Work required: Of all the lines in the records below, how many hold the word "that"? Give the number alone.

■ ■ ■

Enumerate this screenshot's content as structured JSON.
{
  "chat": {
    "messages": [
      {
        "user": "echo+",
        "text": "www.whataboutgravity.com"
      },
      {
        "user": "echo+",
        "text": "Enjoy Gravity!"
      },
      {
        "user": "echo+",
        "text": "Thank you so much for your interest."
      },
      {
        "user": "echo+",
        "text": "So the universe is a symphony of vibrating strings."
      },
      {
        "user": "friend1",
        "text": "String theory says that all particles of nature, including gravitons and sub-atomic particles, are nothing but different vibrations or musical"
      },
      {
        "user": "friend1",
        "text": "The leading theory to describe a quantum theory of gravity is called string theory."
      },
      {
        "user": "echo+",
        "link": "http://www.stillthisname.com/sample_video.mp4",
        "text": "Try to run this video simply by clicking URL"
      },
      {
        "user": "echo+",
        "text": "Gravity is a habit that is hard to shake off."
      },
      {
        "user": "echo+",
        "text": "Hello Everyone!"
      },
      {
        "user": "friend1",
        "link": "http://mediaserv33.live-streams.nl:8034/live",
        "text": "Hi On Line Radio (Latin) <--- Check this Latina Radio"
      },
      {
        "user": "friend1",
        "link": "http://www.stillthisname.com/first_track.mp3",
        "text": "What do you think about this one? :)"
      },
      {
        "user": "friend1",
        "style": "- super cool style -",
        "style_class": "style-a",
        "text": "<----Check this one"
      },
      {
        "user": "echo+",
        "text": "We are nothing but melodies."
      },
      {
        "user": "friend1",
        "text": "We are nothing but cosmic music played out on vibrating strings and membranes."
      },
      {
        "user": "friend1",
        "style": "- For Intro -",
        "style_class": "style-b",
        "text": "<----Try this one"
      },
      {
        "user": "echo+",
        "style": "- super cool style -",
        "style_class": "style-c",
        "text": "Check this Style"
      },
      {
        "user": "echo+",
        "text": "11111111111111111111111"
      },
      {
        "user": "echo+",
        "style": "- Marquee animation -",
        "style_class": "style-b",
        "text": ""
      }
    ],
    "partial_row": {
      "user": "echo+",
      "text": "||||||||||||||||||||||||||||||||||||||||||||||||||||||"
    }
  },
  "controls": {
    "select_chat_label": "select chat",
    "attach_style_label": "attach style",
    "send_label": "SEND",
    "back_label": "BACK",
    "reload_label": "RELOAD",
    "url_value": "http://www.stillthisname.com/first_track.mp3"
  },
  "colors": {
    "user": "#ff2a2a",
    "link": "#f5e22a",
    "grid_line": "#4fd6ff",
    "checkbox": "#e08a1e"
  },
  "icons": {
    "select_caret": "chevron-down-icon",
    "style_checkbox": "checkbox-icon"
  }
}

■ ■ ■

Answer for the task: 2